----- SUPPLIED DATA

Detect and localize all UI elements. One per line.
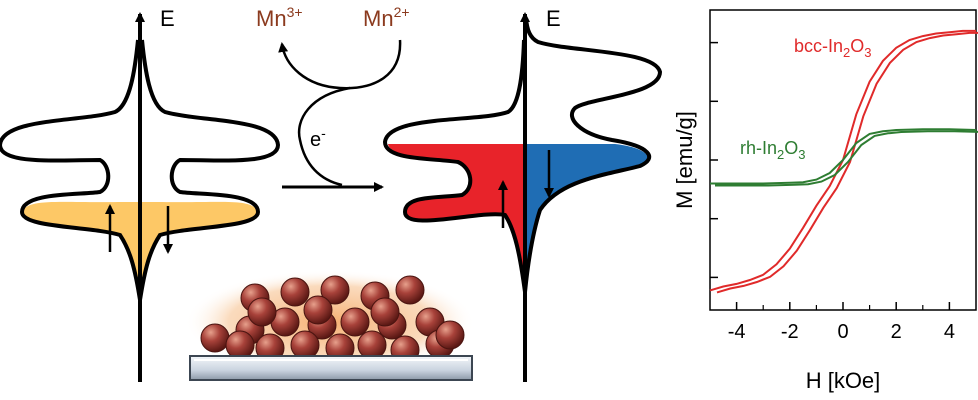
electron-path-curve [297, 86, 351, 187]
chart-x-axis-label: H [kOe] [806, 368, 881, 393]
nanoparticle [247, 297, 277, 327]
right-dos-outline-left [382, 39, 527, 293]
electron-label: e- [310, 125, 326, 151]
y-axis-ticks [710, 41, 718, 279]
right-dos-spin-down-fill [525, 144, 648, 290]
mn3-label: Mn3+ [256, 4, 303, 31]
left-energy-label: E [160, 6, 175, 31]
series-branch-bcc [716, 31, 978, 294]
series-label-bcc: bcc-In2O3 [794, 36, 872, 60]
right-dos-outline-right [523, 17, 663, 293]
x-tick-label: 4 [944, 321, 955, 343]
nanoparticle [225, 330, 255, 360]
series-branch-rh [715, 130, 978, 187]
nanoparticle [370, 297, 400, 327]
nanoparticle [280, 277, 310, 307]
right-energy-label: E [546, 6, 561, 31]
nanoparticle [303, 295, 333, 325]
left-dos-outline-right [138, 39, 281, 301]
x-tick-label: 2 [891, 321, 902, 343]
electron-transfer: Mn3+ Mn2+ e- [256, 4, 410, 192]
series-label-rh: rh-In2O3 [740, 138, 806, 162]
nanoparticle [290, 330, 320, 360]
mn-oxidation-arrow [278, 39, 402, 90]
nanoparticle-cluster [200, 275, 465, 365]
x-tick-label: -2 [781, 321, 799, 343]
nanoparticle [395, 275, 425, 305]
magnetization-chart: -4 -2 0 2 4 H [kOe] M [emu/g] bcc-In2O3 rh-I… [672, 9, 978, 393]
left-dos-outline [0, 39, 142, 301]
left-density-of-states: E [0, 6, 281, 382]
x-tick-label: 0 [837, 321, 848, 343]
right-density-of-states: E [382, 6, 663, 382]
nanoparticle [200, 323, 230, 353]
x-axis-ticks: -4 -2 0 2 4 [728, 302, 955, 343]
chart-y-axis-label: M [emu/g] [672, 111, 697, 209]
series-line-rh [710, 128, 977, 185]
x-tick-label: -4 [728, 321, 746, 343]
nanoparticle [435, 320, 465, 350]
mn2-label: Mn2+ [363, 4, 410, 31]
nanoparticle [320, 275, 350, 305]
nanoparticle [357, 330, 387, 360]
nanoparticle [340, 307, 370, 337]
nanoparticle-film [185, 270, 475, 381]
chart-series-layer [709, 29, 978, 294]
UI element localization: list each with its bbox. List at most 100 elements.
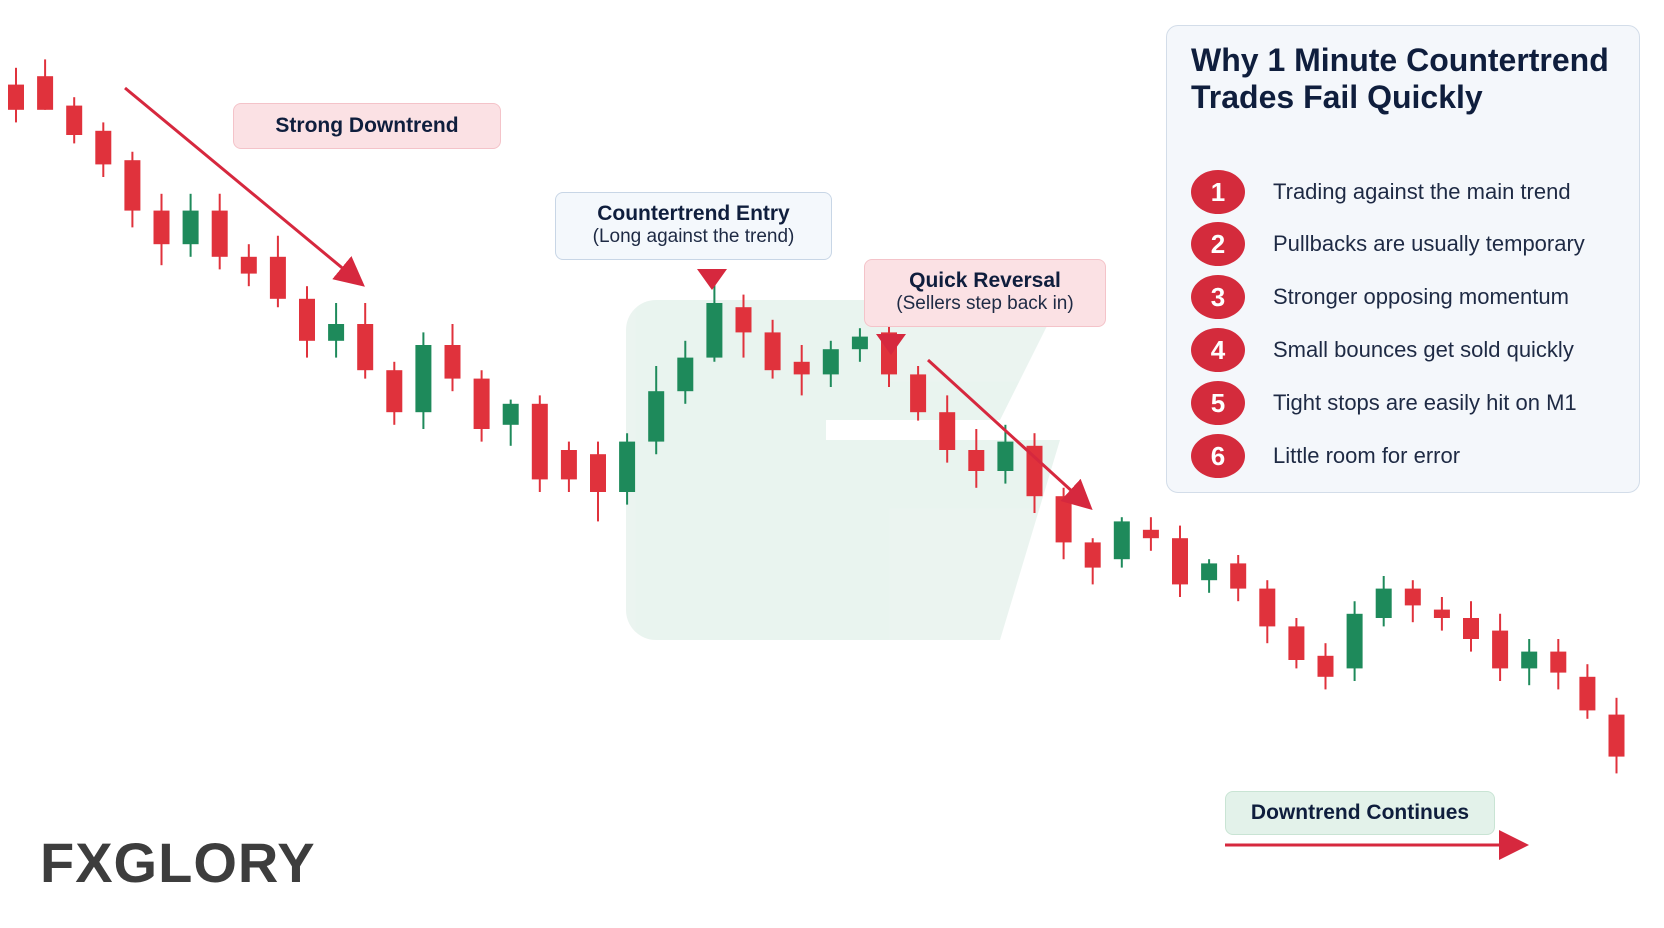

----------

Rewrite the lines of the material between the line holding "electron-path-curve [297, 86, 351, 187]" and the line holding "x-tick-label: 4 [944, 321, 955, 343]", inclusive, as a JSON list of strings with one string per line.

ANSWER FOR THE TASK =>
[
  "electron-path-curve [297, 86, 351, 187]",
  "chart-x-axis-label: H [kOe] [806, 368, 881, 393]",
  "nanoparticle [247, 297, 277, 327]",
  "right-dos-outline-left [382, 39, 527, 293]",
  "electron-label: e- [310, 125, 326, 151]",
  "y-axis-ticks [710, 41, 718, 279]",
  "right-dos-spin-down-fill [525, 144, 648, 290]",
  "mn3-label: Mn3+ [256, 4, 303, 31]",
  "left-energy-label: E [160, 6, 175, 31]",
  "series-branch-bcc [716, 31, 978, 294]",
  "series-label-bcc: bcc-In2O3 [794, 36, 872, 60]",
  "right-dos-outline-right [523, 17, 663, 293]",
  "x-tick-label: 4 [944, 321, 955, 343]"
]